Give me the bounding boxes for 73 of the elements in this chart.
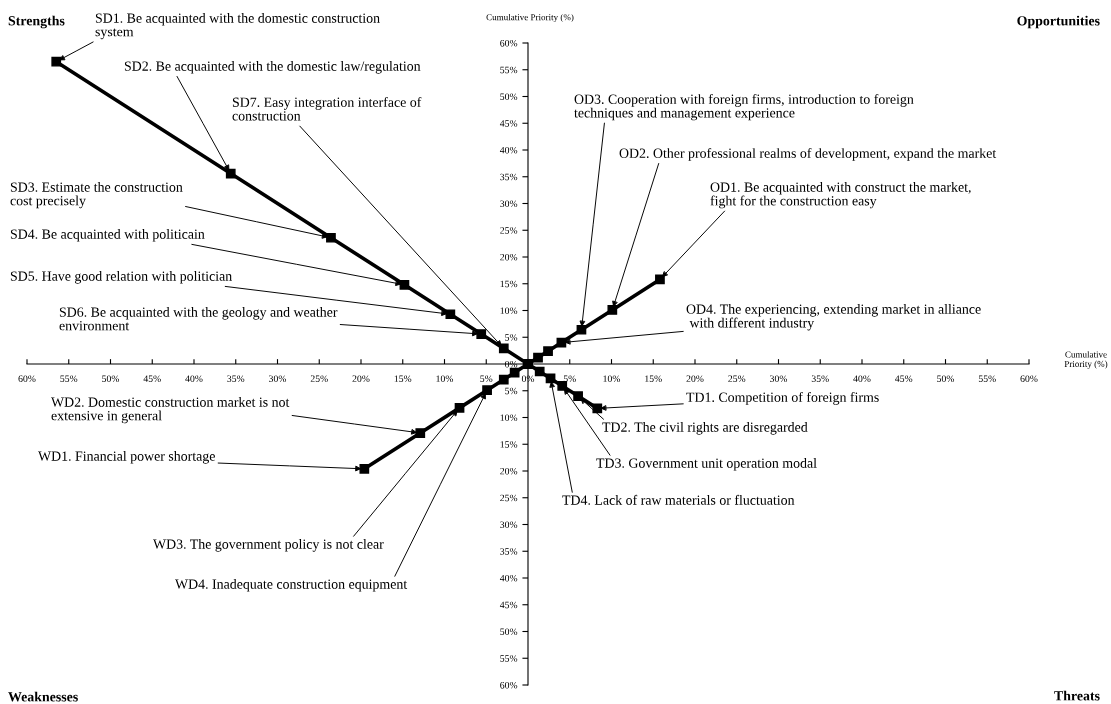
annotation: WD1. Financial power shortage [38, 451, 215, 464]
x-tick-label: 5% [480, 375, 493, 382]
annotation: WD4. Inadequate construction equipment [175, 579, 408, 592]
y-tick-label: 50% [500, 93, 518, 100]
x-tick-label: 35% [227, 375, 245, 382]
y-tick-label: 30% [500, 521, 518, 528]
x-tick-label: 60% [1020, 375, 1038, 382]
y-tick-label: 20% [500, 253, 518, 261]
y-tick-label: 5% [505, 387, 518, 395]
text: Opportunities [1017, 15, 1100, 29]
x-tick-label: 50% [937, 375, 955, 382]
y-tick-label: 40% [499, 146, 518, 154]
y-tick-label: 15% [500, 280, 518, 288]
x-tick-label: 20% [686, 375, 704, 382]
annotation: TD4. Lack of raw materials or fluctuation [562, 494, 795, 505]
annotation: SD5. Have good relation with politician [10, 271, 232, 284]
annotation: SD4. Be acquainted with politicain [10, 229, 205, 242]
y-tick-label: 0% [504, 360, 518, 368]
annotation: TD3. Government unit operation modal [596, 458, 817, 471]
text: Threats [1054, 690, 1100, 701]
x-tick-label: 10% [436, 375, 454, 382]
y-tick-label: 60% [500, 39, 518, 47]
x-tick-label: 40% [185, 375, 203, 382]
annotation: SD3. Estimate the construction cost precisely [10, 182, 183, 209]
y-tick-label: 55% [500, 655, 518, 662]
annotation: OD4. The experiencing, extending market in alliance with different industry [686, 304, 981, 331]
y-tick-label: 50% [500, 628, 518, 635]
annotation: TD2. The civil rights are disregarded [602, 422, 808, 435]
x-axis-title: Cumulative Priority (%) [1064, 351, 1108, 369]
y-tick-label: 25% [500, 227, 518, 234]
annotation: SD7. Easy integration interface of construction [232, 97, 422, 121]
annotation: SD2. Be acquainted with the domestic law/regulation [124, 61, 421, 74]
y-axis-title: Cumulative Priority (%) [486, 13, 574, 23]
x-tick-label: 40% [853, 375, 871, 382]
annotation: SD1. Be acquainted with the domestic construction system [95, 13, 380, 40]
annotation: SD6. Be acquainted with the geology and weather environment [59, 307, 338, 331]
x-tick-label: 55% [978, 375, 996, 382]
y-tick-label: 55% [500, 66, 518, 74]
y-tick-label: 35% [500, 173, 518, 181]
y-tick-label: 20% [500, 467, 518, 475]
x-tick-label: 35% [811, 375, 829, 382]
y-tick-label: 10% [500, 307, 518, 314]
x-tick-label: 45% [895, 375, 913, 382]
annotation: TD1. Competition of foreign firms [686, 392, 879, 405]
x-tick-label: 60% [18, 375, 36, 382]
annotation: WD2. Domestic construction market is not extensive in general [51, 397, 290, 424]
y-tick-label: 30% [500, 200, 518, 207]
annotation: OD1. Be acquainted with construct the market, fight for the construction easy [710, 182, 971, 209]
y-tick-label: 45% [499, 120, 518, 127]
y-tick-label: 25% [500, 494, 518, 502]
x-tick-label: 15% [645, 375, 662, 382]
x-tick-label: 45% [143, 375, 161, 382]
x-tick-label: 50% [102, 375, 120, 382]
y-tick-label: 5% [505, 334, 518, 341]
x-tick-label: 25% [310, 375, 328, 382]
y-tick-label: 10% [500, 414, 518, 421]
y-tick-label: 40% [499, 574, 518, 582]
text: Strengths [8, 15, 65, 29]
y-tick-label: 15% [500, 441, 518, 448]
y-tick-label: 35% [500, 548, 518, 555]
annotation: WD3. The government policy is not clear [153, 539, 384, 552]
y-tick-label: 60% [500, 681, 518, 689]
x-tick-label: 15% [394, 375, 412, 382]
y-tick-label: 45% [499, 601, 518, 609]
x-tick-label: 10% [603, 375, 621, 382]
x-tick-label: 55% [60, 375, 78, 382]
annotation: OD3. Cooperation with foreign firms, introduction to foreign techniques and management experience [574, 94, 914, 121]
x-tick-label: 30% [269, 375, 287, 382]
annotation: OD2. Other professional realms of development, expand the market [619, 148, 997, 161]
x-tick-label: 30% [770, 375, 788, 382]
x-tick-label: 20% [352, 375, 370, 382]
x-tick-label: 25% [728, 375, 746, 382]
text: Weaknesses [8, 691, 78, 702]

* To do
Repeat all of the entries above verbatim, leaving out the pictures.

* Result of this exercise
Give me the bounding boxes for 73 of the elements in this chart.
annotation: WD1. Financial power shortage [38, 451, 215, 464]
x-tick-label: 5% [480, 375, 493, 382]
annotation: WD4. Inadequate construction equipment [175, 579, 408, 592]
y-tick-label: 50% [500, 93, 518, 100]
x-tick-label: 35% [227, 375, 245, 382]
y-tick-label: 30% [500, 521, 518, 528]
x-tick-label: 60% [1020, 375, 1038, 382]
y-tick-label: 20% [500, 253, 518, 261]
y-tick-label: 5% [505, 387, 518, 395]
text: Opportunities [1017, 15, 1100, 29]
x-tick-label: 50% [937, 375, 955, 382]
y-tick-label: 40% [499, 146, 518, 154]
y-tick-label: 15% [500, 280, 518, 288]
x-tick-label: 20% [686, 375, 704, 382]
annotation: TD4. Lack of raw materials or fluctuation [562, 494, 795, 505]
annotation: SD5. Have good relation with politician [10, 271, 232, 284]
annotation: SD4. Be acquainted with politicain [10, 229, 205, 242]
y-tick-label: 0% [504, 360, 518, 368]
annotation: TD3. Government unit operation modal [596, 458, 817, 471]
text: Threats [1054, 690, 1100, 701]
x-tick-label: 10% [436, 375, 454, 382]
y-tick-label: 60% [500, 39, 518, 47]
x-tick-label: 40% [185, 375, 203, 382]
annotation: SD3. Estimate the construction cost precisely [10, 182, 183, 209]
y-tick-label: 55% [500, 655, 518, 662]
annotation: OD4. The experiencing, extending market in alliance with different industry [686, 304, 981, 331]
y-tick-label: 50% [500, 628, 518, 635]
annotation: TD2. The civil rights are disregarded [602, 422, 808, 435]
x-axis-title: Cumulative Priority (%) [1064, 351, 1108, 369]
y-tick-label: 25% [500, 227, 518, 234]
annotation: SD7. Easy integration interface of construction [232, 97, 422, 121]
annotation: SD2. Be acquainted with the domestic law/regulation [124, 61, 421, 74]
y-axis-title: Cumulative Priority (%) [486, 13, 574, 23]
x-tick-label: 40% [853, 375, 871, 382]
annotation: SD1. Be acquainted with the domestic construction system [95, 13, 380, 40]
annotation: SD6. Be acquainted with the geology and weather environment [59, 307, 338, 331]
x-tick-label: 55% [978, 375, 996, 382]
y-tick-label: 55% [500, 66, 518, 74]
y-tick-label: 35% [500, 173, 518, 181]
y-tick-label: 20% [500, 467, 518, 475]
x-tick-label: 35% [811, 375, 829, 382]
y-tick-label: 10% [500, 307, 518, 314]
x-tick-label: 45% [895, 375, 913, 382]
annotation: TD1. Competition of foreign firms [686, 392, 879, 405]
x-tick-label: 60% [18, 375, 36, 382]
annotation: WD2. Domestic construction market is not extensive in general [51, 397, 290, 424]
y-tick-label: 30% [500, 200, 518, 207]
annotation: OD1. Be acquainted with construct the market, fight for the construction easy [710, 182, 971, 209]
y-tick-label: 45% [499, 120, 518, 127]
y-tick-label: 25% [500, 494, 518, 502]
x-tick-label: 15% [645, 375, 662, 382]
x-tick-label: 45% [143, 375, 161, 382]
x-tick-label: 50% [102, 375, 120, 382]
y-tick-label: 5% [505, 334, 518, 341]
x-tick-label: 25% [310, 375, 328, 382]
y-tick-label: 10% [500, 414, 518, 421]
y-tick-label: 40% [499, 574, 518, 582]
text: Strengths [8, 15, 65, 29]
y-tick-label: 15% [500, 441, 518, 448]
y-tick-label: 35% [500, 548, 518, 555]
annotation: WD3. The government policy is not clear [153, 539, 384, 552]
y-tick-label: 60% [500, 681, 518, 689]
x-tick-label: 15% [394, 375, 412, 382]
y-tick-label: 45% [499, 601, 518, 609]
x-tick-label: 10% [603, 375, 621, 382]
x-tick-label: 55% [60, 375, 78, 382]
annotation: OD3. Cooperation with foreign firms, introduction to foreign techniques and management experience [574, 94, 914, 121]
x-tick-label: 30% [269, 375, 287, 382]
annotation: OD2. Other professional realms of development, expand the market [619, 148, 997, 161]
x-tick-label: 30% [770, 375, 788, 382]
x-tick-label: 20% [352, 375, 370, 382]
x-tick-label: 25% [728, 375, 746, 382]
text: Weaknesses [8, 691, 78, 702]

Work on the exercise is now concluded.